··· DATA FOR THE TASK

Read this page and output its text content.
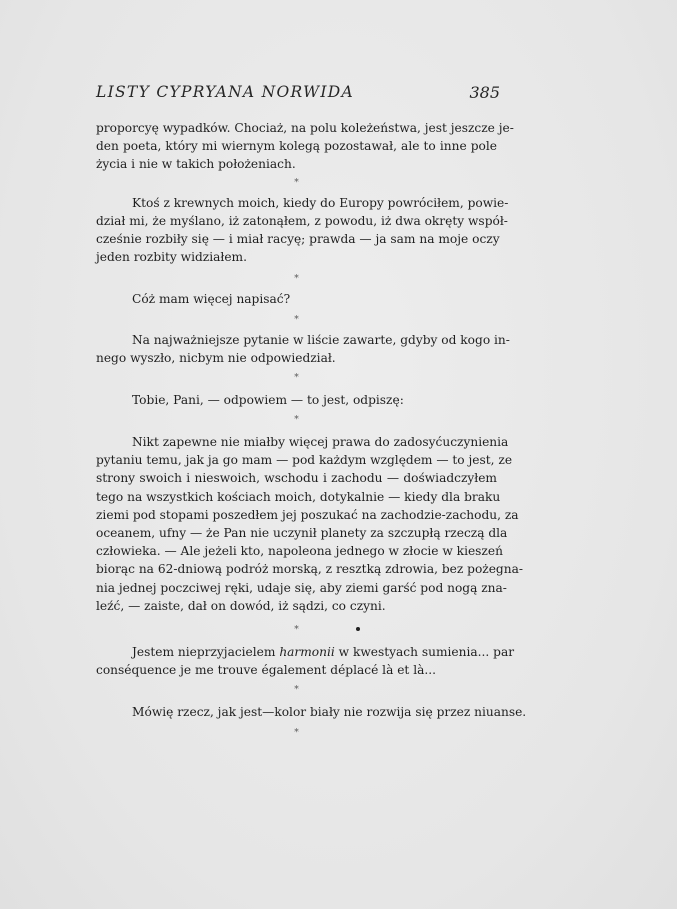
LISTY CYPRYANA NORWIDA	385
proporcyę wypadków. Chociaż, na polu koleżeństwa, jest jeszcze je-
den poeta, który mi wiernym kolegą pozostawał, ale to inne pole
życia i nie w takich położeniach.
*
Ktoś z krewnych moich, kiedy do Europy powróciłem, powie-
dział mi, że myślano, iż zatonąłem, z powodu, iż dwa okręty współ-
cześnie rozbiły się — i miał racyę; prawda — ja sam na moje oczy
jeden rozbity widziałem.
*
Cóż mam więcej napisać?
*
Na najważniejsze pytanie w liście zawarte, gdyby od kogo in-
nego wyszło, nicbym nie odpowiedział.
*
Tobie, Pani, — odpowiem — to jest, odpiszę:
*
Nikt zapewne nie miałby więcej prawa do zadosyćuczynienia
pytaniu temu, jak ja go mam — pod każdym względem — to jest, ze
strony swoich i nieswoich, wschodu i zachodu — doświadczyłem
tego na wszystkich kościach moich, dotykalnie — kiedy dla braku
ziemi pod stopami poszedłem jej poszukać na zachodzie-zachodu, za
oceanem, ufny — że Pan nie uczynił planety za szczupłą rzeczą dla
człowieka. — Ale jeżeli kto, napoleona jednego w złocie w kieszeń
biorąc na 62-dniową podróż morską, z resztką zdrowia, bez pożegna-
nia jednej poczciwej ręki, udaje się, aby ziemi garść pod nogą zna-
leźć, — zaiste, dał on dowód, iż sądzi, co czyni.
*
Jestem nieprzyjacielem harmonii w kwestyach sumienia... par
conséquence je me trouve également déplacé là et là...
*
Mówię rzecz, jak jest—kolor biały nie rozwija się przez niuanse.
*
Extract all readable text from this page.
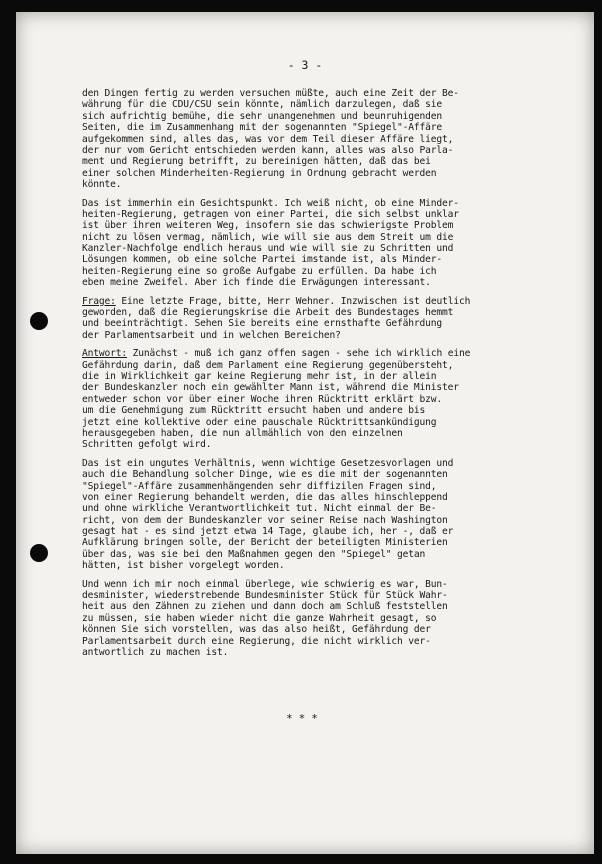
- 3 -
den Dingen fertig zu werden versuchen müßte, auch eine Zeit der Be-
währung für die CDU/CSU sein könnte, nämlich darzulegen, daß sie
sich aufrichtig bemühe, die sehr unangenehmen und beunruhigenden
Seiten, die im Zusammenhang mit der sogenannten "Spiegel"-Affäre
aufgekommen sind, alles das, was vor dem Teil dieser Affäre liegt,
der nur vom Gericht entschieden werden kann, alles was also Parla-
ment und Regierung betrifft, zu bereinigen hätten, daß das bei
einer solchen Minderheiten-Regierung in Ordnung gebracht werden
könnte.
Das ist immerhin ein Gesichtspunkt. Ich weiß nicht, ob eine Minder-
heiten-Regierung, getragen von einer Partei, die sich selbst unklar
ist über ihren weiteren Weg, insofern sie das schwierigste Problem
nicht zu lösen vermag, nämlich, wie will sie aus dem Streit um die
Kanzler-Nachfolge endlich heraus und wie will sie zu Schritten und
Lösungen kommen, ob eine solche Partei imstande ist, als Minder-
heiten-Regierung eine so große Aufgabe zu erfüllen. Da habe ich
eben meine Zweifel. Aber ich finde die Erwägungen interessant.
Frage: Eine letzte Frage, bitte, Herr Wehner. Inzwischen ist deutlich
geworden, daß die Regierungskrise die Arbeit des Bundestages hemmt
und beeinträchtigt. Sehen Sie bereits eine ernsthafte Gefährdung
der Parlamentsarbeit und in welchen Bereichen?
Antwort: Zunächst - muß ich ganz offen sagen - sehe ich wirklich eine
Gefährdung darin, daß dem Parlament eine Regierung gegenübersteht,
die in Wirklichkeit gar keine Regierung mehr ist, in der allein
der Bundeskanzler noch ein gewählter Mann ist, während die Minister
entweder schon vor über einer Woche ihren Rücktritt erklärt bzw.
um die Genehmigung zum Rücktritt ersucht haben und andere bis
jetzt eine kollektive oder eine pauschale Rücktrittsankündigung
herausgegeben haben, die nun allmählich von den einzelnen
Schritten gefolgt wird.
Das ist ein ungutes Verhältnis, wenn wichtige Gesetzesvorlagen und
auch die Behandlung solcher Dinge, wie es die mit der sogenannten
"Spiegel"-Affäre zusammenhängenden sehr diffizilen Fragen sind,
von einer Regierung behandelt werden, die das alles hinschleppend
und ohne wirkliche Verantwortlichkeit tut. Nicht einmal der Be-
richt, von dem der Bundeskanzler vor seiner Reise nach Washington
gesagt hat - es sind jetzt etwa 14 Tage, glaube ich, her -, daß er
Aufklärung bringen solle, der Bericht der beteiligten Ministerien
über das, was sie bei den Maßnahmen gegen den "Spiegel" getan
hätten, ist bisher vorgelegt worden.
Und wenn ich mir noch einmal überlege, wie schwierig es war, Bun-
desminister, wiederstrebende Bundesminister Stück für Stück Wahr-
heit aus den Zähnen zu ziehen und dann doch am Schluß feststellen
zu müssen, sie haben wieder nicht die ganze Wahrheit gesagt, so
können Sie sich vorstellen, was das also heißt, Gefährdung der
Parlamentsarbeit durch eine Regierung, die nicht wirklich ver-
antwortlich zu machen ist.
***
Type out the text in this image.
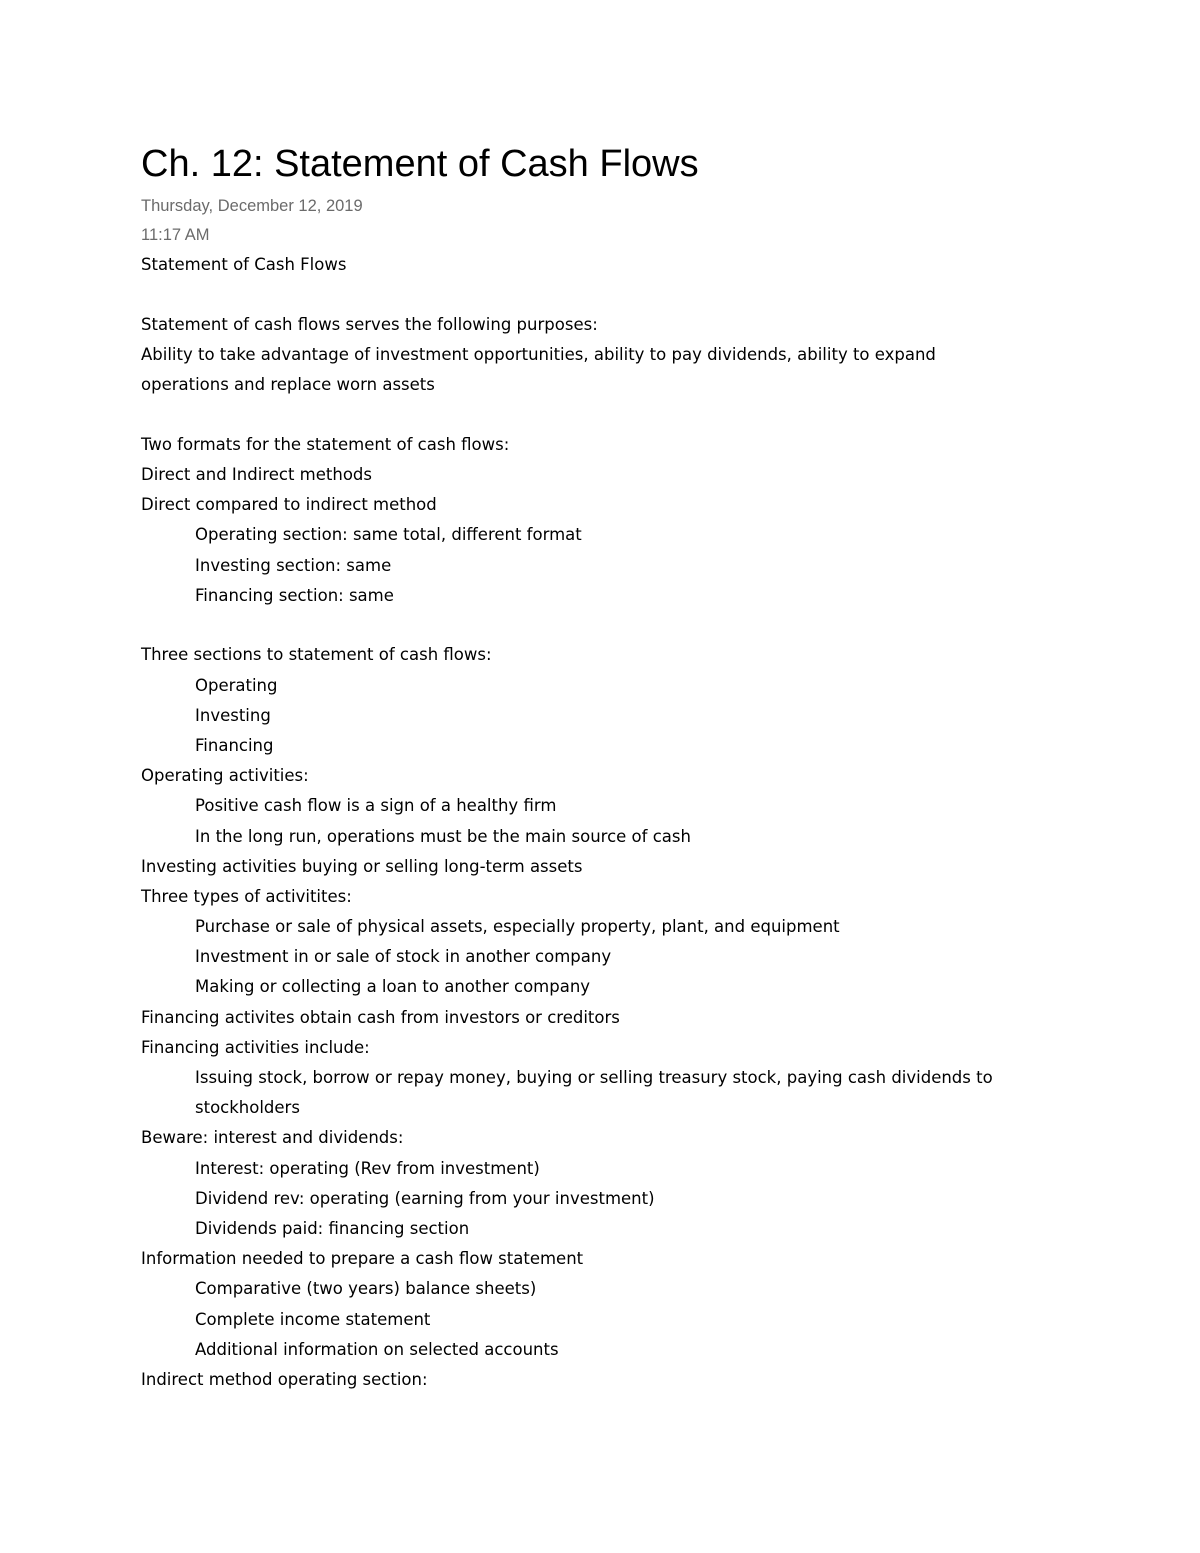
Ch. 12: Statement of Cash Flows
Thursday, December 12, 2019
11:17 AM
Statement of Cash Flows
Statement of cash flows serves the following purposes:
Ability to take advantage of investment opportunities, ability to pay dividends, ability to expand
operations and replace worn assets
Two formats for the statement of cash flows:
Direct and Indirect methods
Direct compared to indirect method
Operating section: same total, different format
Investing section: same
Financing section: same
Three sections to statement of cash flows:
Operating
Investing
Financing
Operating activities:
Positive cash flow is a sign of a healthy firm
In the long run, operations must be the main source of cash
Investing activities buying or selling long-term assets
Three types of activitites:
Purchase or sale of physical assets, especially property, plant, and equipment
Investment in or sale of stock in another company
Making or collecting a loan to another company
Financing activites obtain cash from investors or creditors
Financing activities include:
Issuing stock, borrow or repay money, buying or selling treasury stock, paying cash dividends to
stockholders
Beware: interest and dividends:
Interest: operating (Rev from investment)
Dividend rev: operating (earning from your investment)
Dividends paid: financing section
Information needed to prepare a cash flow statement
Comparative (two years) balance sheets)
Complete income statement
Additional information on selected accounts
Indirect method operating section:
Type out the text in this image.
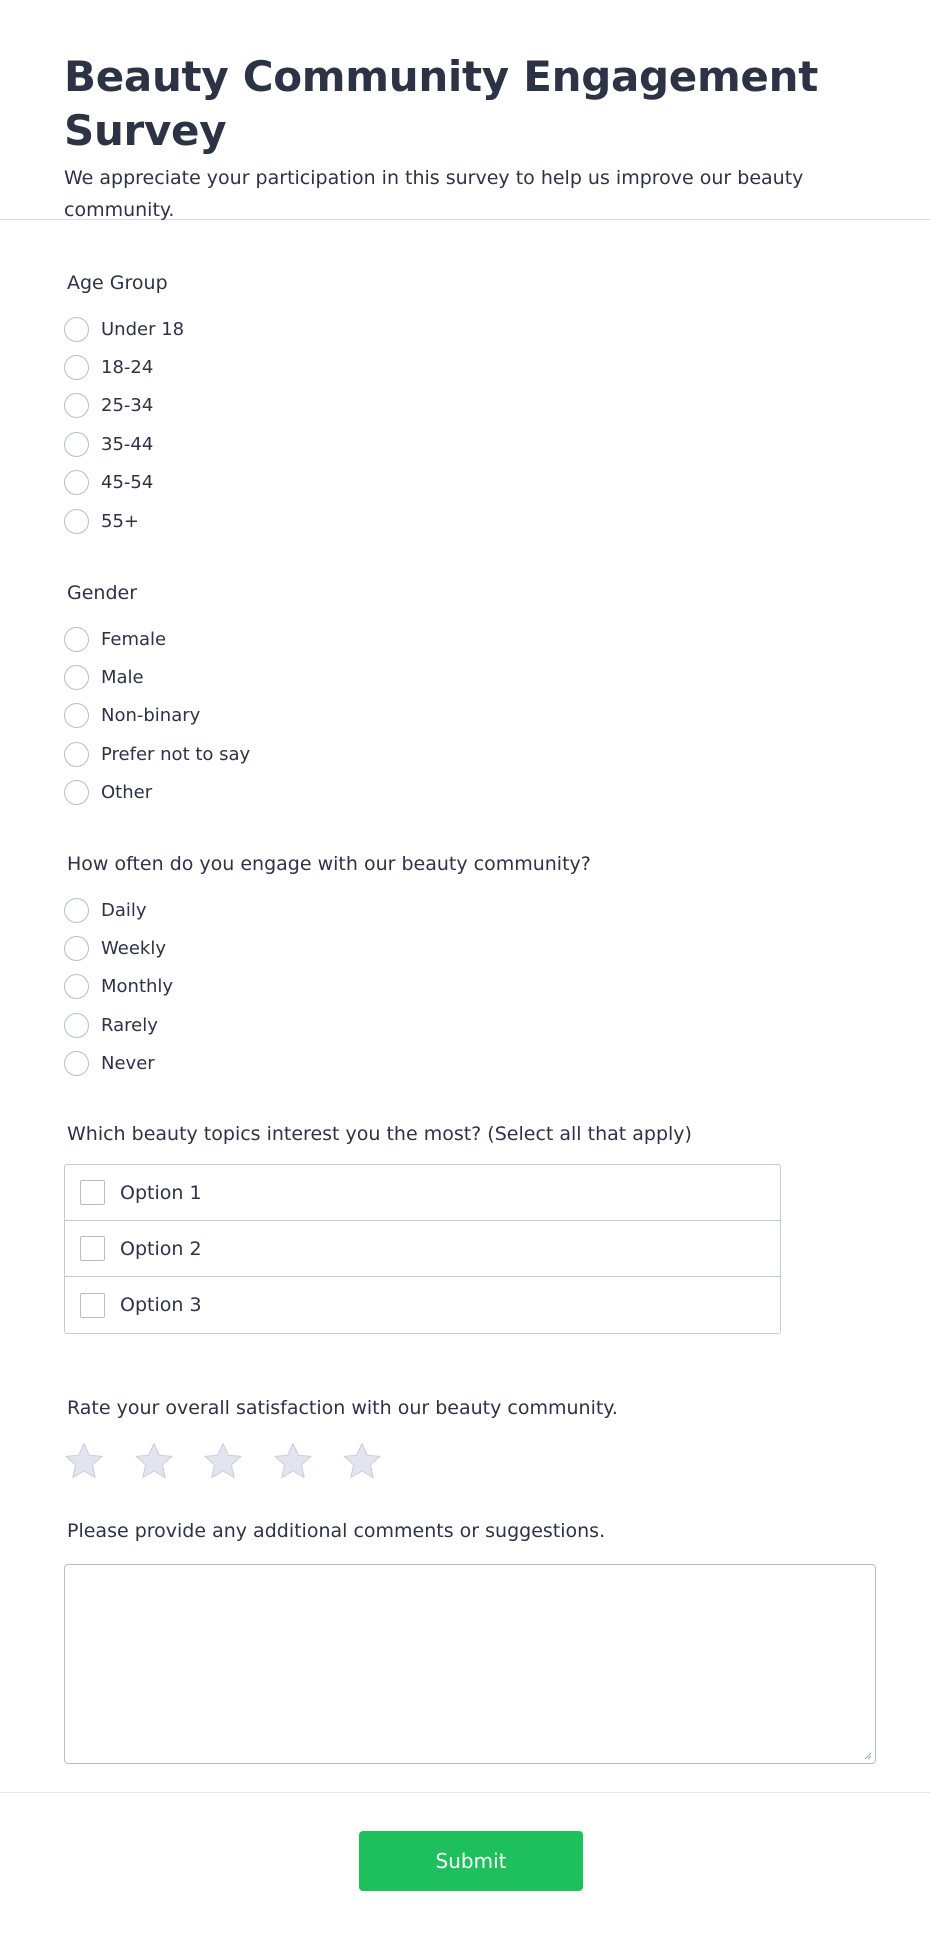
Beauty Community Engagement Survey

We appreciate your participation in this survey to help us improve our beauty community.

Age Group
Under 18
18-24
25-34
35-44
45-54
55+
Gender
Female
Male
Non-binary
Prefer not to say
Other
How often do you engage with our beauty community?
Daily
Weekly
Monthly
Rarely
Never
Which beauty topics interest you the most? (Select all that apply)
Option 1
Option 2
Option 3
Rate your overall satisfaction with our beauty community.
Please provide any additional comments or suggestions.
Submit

······

## AIM OF THE TASK:
Copy each line of the listing that contains the string "gesagt".

## EXERCISE OUTPUT:
gesagt hat - es sind jetzt etwa 14 Tage, glaube ich, her -, daß er
zu müssen, sie haben wieder nicht die ganze Wahrheit gesagt, so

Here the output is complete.